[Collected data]

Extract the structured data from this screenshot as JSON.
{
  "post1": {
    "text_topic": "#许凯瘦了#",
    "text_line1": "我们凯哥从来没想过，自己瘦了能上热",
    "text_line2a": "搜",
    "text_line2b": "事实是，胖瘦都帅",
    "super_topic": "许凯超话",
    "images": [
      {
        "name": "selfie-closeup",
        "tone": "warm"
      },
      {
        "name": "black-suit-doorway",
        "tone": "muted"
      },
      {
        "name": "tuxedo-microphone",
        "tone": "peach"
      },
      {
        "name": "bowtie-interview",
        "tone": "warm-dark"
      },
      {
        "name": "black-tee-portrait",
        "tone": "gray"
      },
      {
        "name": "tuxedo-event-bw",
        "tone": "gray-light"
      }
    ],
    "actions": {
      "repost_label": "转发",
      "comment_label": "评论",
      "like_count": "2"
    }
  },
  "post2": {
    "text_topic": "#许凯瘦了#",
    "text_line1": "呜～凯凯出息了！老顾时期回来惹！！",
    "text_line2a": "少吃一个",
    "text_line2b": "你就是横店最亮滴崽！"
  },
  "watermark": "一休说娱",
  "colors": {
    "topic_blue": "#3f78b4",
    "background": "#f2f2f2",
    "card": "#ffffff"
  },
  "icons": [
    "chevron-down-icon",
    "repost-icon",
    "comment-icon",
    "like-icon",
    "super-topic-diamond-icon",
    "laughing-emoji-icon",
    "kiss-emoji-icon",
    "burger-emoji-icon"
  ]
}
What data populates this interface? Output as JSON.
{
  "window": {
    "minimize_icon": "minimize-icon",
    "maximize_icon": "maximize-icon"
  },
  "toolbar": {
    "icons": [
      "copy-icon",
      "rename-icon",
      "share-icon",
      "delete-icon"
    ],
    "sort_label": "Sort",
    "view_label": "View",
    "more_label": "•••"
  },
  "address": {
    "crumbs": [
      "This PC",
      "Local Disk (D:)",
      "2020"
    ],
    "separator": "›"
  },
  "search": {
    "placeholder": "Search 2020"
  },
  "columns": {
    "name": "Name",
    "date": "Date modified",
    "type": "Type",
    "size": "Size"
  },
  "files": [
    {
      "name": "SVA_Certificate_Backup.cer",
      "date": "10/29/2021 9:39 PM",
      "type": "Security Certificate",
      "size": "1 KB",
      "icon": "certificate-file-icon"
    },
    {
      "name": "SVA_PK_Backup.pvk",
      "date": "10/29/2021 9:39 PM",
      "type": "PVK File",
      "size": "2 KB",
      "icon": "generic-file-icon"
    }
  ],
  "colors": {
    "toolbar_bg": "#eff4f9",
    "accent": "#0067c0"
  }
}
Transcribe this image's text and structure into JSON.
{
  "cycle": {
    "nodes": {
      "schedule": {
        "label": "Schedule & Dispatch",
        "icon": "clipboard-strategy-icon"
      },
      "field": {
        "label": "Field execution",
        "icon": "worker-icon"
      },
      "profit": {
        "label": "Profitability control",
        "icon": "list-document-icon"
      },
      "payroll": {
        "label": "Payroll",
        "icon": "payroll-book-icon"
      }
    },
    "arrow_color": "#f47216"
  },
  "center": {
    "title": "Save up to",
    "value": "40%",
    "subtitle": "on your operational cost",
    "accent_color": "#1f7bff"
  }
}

What to do:
Your task is to return, exactly and on their own, the lines from the one containing "Transcribe this image's" through the last line of the listing.

Response below:
Transcribe this image's text and structure into JSON.
{
  "cycle": {
    "nodes": {
      "schedule": {
        "label": "Schedule & Dispatch",
        "icon": "clipboard-strategy-icon"
      },
      "field": {
        "label": "Field execution",
        "icon": "worker-icon"
      },
      "profit": {
        "label": "Profitability control",
        "icon": "list-document-icon"
      },
      "payroll": {
        "label": "Payroll",
        "icon": "payroll-book-icon"
      }
    },
    "arrow_color": "#f47216"
  },
  "center": {
    "title": "Save up to",
    "value": "40%",
    "subtitle": "on your operational cost",
    "accent_color": "#1f7bff"
  }
}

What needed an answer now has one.